# START OF EXTRACTED MATERIAL

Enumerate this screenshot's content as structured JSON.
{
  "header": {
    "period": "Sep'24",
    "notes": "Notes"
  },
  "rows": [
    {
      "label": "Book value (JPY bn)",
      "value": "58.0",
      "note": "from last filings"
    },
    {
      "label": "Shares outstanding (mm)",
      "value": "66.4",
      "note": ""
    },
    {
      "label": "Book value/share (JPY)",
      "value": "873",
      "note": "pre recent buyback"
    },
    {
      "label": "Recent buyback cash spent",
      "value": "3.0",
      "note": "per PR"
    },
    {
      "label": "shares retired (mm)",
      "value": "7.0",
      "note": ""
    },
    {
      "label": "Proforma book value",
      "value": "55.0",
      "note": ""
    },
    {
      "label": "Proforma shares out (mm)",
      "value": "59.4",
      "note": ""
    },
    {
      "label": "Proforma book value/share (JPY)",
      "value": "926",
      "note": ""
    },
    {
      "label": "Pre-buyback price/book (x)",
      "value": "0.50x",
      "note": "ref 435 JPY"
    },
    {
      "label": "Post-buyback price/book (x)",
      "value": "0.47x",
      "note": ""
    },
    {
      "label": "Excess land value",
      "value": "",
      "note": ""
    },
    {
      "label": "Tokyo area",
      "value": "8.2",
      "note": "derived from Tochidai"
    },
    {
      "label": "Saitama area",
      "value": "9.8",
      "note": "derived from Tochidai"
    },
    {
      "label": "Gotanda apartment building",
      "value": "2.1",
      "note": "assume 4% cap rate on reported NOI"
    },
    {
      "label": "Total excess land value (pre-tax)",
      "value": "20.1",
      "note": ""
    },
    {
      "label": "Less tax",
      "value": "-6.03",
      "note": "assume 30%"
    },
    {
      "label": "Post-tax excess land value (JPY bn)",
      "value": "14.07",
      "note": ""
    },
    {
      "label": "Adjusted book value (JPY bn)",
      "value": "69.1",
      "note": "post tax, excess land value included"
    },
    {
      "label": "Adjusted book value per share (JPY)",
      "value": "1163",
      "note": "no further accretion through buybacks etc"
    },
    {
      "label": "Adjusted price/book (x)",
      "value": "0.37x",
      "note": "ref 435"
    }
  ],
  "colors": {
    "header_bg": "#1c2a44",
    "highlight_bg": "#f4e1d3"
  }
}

# END OF EXTRACTED MATERIAL

Copy each line of the listing that contains the string "Adjusted".

SOLUTION BELOW —
      "label": "Adjusted book value (JPY bn)",
      "label": "Adjusted book value per share (JPY)",
      "label": "Adjusted price/book (x)",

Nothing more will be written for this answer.